#### WHAT YOU HAVE TO DO
Find all lines in the records that include the word "Sedláček", and copy them out.

#### INPUT RECORDS
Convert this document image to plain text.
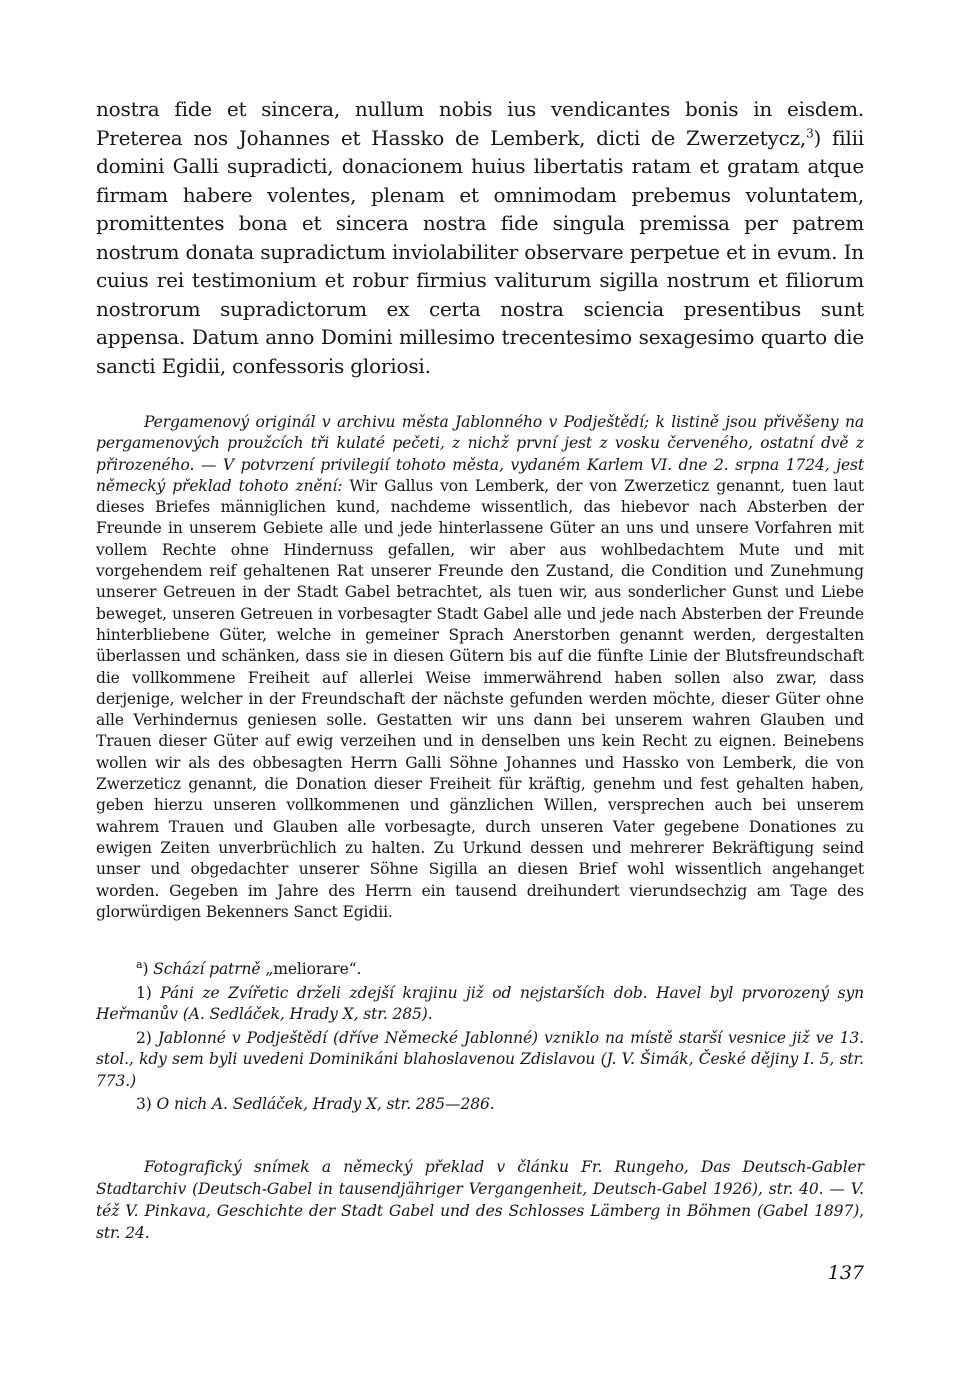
nostra fide et sincera, nullum nobis ius vendicantes bonis in eisdem. Preterea nos Johannes et Hassko de Lemberk, dicti de Zwerzetycz,$^3$) filii domini Galli supradicti, donacionem huius libertatis ratam et gratam atque firmam habere volentes, plenam et omnimodam prebemus voluntatem, promittentes bona et sincera nostra fide singula premissa per patrem nostrum donata supradictum inviolabiliter observare perpetue et in evum. In cuius rei testimonium et robur firmius valiturum sigilla nostrum et filiorum nostrorum supradictorum ex certa nostra sciencia presentibus sunt appensa. Datum anno Domini millesimo trecentesimo sexagesimo quarto die sancti Egidii, confessoris gloriosi.

Pergamenový originál v archivu města Jablonného v Podještědí; k listině jsou přivěšeny na pergamenových proužcích tři kulaté pečeti, z nichž první jest z vosku červeného, ostatní dvě z přirozeného. — V potvrzení privilegií tohoto města, vydaném Karlem VI. dne 2. srpna 1724, jest německý překlad tohoto znění: Wir Gallus von Lemberk, der von Zwerzeticz genannt, tuen laut dieses Briefes männiglichen kund, nachdeme wissentlich, das hiebevor nach Absterben der Freunde in unserem Gebiete alle und jede hinterlassene Güter an uns und unsere Vorfahren mit vollem Rechte ohne Hindernuss gefallen, wir aber aus wohlbedachtem Mute und mit vorgehendem reif gehaltenen Rat unserer Freunde den Zustand, die Condition und Zunehmung unserer Getreuen in der Stadt Gabel betrachtet, als tuen wir, aus sonderlicher Gunst und Liebe beweget, unseren Getreuen in vorbesagter Stadt Gabel alle und jede nach Absterben der Freunde hinterbliebene Güter, welche in gemeiner Sprach Anerstorben genannt werden, dergestalten überlassen und schänken, dass sie in diesen Gütern bis auf die fünfte Linie der Blutsfreundschaft die vollkommene Freiheit auf allerlei Weise immerwährend haben sollen also zwar, dass derjenige, welcher in der Freundschaft der nächste gefunden werden möchte, dieser Güter ohne alle Verhindernus geniesen solle. Gestatten wir uns dann bei unserem wahren Glauben und Trauen dieser Güter auf ewig verzeihen und in denselben uns kein Recht zu eignen. Beinebens wollen wir als des obbesagten Herrn Galli Söhne Johannes und Hassko von Lemberk, die von Zwerzeticz genannt, die Donation dieser Freiheit für kräftig, genehm und fest gehalten haben, geben hierzu unseren vollkommenen und gänzlichen Willen, versprechen auch bei unserem wahrem Trauen und Glauben alle vorbesagte, durch unseren Vater gegebene Donationes zu ewigen Zeiten unverbrüchlich zu halten. Zu Urkund dessen und mehrerer Bekräftigung seind unser und obgedachter unserer Söhne Sigilla an diesen Brief wohl wissentlich angehanget worden. Gegeben im Jahre des Herrn ein tausend dreihundert vierundsechzig am Tage des glorwürdigen Bekenners Sanct Egidii.

$^a$) Schází patrně „meliorare“.

1) Páni ze Zvířetic drželi zdejší krajinu již od nejstarších dob. Havel byl prvorozený syn Heřmanův (A. Sedláček, Hrady X, str. 285).

2) Jablonné v Podještědí (dříve Německé Jablonné) vzniklo na místě starší vesnice již ve 13. stol., kdy sem byli uvedeni Dominikáni blahoslavenou Zdislavou (J. V. Šimák, České dějiny I. 5, str. 773.)

3) O nich A. Sedláček, Hrady X, str. 285—286.

Fotografický snímek a německý překlad v článku Fr. Rungeho, Das Deutsch-Gabler Stadtarchiv (Deutsch-Gabel in tausendjähriger Vergangenheit, Deutsch-Gabel 1926), str. 40. — V. též V. Pinkava, Geschichte der Stadt Gabel und des Schlosses Lämberg in Böhmen (Gabel 1897), str. 24.

137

#### EXERCISE RESULT
1) Páni ze Zvířetic drželi zdejší krajinu již od nejstarších dob. Havel byl prvorozený syn Heřmanův (A. Sedláček, Hrady X, str. 285).
3) O nich A. Sedláček, Hrady X, str. 285—286.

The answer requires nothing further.